[Stored records]

##############################

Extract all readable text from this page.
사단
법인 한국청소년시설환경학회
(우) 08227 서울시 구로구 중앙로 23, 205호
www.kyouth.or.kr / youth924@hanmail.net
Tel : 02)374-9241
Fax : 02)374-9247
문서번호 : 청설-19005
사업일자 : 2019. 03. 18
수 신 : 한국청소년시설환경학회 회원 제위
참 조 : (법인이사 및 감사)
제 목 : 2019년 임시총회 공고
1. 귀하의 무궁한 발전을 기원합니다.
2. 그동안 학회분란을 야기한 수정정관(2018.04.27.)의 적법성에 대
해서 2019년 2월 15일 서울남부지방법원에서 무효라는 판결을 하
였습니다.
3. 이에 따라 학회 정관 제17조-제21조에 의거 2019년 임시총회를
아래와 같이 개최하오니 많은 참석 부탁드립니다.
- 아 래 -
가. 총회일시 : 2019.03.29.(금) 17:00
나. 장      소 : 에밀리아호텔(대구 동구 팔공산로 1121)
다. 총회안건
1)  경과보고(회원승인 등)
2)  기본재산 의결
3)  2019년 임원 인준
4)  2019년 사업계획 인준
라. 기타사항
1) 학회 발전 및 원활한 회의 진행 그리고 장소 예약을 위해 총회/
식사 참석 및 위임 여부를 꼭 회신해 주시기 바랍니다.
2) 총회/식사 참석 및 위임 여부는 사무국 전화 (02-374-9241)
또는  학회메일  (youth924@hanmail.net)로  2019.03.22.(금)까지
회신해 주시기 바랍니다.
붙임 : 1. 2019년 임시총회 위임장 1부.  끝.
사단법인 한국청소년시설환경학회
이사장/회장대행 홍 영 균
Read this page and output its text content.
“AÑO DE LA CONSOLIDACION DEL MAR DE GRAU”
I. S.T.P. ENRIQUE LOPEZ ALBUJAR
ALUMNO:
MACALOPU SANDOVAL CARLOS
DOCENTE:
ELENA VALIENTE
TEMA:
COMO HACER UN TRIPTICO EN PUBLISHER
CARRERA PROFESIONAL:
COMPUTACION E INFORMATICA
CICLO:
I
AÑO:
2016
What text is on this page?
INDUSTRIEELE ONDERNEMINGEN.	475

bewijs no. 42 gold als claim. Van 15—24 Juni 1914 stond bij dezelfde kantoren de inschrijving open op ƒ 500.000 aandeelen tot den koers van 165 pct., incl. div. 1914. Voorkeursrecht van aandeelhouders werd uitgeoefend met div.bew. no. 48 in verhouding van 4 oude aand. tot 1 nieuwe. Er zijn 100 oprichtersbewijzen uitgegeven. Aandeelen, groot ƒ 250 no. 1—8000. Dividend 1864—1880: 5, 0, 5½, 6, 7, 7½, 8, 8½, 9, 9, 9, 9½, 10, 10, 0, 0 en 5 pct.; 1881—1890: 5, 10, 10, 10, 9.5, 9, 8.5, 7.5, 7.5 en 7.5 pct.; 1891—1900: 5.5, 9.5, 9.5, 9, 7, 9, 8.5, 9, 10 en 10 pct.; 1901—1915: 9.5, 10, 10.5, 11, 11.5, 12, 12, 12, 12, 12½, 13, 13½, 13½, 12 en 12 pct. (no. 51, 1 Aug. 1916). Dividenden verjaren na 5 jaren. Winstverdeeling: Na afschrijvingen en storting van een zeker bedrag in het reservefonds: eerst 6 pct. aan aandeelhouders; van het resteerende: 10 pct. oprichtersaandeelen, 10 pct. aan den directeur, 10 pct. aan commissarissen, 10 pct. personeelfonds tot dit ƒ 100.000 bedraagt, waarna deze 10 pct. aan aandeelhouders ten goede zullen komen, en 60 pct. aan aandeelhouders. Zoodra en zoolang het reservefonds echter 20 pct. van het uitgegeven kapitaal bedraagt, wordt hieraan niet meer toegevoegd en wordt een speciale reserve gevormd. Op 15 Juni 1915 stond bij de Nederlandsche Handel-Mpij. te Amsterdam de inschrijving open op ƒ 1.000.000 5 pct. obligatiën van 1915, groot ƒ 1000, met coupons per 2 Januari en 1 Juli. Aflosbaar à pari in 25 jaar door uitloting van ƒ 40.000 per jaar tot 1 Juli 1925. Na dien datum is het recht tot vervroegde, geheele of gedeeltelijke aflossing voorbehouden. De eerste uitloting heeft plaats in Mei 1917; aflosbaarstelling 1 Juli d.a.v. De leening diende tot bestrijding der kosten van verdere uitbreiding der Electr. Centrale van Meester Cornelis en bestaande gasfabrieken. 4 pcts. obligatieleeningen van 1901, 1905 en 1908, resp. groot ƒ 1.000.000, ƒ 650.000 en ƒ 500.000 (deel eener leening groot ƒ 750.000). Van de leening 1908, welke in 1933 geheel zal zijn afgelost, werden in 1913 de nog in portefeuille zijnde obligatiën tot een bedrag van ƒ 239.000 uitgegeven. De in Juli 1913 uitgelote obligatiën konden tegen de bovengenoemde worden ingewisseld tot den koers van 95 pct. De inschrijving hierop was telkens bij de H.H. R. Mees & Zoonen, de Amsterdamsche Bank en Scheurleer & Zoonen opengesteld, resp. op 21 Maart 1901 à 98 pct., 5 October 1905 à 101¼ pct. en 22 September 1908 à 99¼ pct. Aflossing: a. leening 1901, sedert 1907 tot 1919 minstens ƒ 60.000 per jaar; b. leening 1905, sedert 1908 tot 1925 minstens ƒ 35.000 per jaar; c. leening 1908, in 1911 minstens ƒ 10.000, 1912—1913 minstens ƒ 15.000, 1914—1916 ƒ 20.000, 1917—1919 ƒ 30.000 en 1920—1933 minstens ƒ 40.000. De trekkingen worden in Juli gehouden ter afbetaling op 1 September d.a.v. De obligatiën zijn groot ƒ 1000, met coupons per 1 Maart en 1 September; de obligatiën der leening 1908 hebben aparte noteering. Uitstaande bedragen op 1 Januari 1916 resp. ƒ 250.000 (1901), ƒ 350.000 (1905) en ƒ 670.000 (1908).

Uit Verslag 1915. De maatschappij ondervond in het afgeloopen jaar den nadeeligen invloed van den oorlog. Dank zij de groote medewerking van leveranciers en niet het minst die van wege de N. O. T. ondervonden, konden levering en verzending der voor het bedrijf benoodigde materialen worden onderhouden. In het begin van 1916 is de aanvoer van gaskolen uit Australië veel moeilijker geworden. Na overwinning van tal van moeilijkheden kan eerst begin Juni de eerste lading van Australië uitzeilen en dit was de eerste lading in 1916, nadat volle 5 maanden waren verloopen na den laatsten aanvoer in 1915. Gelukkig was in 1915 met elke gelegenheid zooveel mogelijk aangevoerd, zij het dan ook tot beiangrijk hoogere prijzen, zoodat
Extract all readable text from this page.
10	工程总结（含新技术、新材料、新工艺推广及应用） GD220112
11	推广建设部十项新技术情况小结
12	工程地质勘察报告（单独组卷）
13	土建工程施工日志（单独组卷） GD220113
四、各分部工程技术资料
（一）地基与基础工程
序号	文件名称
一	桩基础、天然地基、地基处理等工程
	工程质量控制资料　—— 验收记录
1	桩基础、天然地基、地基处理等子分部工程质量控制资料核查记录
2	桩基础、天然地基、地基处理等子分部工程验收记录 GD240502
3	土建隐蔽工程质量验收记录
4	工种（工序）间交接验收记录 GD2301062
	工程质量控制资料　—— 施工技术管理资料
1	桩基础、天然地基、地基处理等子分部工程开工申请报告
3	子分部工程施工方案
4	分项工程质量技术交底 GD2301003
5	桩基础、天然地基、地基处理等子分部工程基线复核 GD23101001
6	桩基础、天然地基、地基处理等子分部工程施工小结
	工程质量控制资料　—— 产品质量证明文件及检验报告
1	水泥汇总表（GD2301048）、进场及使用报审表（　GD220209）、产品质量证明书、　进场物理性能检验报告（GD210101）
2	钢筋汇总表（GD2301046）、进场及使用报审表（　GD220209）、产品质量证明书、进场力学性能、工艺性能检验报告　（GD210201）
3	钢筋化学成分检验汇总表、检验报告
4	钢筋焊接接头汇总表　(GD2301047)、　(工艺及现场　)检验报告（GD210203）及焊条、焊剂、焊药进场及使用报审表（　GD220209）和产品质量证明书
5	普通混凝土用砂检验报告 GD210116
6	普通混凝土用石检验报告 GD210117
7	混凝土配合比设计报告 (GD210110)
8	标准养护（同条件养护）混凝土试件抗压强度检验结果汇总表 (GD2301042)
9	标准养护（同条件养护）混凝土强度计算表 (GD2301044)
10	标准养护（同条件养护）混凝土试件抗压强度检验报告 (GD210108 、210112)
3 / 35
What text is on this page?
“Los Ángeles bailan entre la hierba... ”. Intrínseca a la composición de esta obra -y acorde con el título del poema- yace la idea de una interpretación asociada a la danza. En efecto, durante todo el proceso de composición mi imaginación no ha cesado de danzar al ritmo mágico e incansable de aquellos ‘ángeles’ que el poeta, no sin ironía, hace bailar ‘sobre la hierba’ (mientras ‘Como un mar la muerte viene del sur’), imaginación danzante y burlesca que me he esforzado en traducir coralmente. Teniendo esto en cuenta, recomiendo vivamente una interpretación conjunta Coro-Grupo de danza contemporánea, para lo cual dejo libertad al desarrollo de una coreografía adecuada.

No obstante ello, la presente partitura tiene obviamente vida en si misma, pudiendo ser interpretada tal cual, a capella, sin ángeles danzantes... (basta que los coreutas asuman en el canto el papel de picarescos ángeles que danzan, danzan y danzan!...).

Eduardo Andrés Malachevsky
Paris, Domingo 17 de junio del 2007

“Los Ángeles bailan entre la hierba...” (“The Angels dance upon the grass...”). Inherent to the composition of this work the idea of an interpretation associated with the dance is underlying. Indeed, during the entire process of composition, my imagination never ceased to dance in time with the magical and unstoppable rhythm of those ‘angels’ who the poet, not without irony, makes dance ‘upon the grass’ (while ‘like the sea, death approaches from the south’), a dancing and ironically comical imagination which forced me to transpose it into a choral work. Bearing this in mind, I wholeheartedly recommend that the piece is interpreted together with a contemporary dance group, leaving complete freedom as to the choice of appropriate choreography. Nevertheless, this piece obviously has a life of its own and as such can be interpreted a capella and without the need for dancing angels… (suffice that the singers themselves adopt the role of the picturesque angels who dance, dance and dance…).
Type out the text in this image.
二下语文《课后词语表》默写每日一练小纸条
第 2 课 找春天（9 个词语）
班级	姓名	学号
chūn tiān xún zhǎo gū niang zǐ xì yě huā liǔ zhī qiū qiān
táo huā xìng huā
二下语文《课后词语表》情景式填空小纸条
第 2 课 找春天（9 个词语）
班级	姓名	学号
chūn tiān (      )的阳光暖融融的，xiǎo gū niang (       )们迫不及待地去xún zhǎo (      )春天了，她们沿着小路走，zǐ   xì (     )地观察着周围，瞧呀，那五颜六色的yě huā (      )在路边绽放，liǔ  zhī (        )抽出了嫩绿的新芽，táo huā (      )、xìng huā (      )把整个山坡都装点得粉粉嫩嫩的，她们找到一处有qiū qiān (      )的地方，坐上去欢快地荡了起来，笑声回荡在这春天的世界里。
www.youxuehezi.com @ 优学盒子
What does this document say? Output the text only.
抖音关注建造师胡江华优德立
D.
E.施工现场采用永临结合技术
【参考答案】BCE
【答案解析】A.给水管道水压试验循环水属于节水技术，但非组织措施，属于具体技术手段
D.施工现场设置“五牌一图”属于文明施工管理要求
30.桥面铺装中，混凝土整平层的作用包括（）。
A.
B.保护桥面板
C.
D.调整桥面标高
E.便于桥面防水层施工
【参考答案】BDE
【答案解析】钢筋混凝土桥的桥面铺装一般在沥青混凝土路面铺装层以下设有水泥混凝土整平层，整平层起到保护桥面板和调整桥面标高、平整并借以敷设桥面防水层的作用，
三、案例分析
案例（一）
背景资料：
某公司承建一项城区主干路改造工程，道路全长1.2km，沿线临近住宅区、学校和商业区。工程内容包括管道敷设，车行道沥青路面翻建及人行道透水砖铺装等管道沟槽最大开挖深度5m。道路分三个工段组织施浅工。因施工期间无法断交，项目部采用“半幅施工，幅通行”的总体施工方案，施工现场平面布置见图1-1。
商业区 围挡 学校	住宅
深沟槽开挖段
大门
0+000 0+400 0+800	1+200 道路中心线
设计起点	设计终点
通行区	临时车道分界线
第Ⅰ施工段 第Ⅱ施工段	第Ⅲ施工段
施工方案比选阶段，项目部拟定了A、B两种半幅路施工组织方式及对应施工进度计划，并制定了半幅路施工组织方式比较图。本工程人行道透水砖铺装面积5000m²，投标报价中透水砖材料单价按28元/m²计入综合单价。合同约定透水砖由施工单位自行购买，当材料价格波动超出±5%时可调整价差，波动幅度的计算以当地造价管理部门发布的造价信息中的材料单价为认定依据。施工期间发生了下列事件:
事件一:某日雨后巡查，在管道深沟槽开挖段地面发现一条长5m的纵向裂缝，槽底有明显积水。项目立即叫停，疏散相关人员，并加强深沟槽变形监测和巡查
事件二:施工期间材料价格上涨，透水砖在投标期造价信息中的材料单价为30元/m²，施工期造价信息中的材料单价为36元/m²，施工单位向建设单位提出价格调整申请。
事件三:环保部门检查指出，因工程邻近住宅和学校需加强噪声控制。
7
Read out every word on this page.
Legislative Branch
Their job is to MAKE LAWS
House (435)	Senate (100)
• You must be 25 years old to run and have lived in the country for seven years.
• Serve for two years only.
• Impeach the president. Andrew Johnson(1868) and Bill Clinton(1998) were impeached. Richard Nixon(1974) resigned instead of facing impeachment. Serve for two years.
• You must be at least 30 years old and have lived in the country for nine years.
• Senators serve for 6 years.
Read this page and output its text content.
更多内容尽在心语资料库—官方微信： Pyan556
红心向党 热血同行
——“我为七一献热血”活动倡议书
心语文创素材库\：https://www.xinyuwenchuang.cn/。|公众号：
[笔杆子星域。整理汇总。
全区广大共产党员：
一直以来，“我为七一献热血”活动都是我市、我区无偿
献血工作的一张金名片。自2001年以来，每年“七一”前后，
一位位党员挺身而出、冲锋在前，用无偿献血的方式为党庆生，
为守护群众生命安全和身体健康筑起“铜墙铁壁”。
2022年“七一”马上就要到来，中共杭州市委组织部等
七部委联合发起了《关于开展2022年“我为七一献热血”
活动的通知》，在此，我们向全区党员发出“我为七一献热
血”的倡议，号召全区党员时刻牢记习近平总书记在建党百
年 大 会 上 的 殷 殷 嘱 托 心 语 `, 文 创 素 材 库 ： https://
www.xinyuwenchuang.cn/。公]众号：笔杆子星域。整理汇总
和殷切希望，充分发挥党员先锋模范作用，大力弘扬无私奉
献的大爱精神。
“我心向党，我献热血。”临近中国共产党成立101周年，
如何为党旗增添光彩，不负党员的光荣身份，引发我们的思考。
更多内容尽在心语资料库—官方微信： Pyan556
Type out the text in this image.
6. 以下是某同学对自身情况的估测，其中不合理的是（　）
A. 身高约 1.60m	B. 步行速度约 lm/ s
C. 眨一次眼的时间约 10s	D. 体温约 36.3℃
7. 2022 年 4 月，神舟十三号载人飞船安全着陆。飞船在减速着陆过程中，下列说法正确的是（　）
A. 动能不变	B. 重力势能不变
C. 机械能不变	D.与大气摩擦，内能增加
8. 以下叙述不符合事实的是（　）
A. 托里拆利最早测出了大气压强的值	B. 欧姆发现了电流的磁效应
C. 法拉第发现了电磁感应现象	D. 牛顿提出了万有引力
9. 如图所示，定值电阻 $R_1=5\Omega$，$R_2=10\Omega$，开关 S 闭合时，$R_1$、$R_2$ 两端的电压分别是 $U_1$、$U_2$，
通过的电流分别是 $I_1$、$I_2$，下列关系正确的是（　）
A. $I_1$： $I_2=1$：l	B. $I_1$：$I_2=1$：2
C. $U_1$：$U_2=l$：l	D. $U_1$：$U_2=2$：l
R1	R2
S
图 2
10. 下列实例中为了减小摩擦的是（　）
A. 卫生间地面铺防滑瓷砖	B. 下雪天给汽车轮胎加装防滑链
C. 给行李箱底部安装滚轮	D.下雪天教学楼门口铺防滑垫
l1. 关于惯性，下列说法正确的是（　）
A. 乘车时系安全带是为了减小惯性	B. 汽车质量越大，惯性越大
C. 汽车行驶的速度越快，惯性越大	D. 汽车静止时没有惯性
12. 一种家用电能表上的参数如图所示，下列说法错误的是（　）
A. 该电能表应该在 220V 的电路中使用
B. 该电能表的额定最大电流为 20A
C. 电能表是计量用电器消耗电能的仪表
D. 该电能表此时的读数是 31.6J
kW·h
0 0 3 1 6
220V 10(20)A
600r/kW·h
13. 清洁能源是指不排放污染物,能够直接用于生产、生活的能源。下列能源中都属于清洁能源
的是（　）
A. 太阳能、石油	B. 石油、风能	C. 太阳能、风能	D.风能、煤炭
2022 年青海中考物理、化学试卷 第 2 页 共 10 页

##############################

**AIM**: List all lines holding the string "惯性越大".

**EXPECTED ANSWER**:
A. 乘车时系安全带是为了减小惯性	B. 汽车质量越大，惯性越大
C. 汽车行驶的速度越快，惯性越大	D. 汽车静止时没有惯性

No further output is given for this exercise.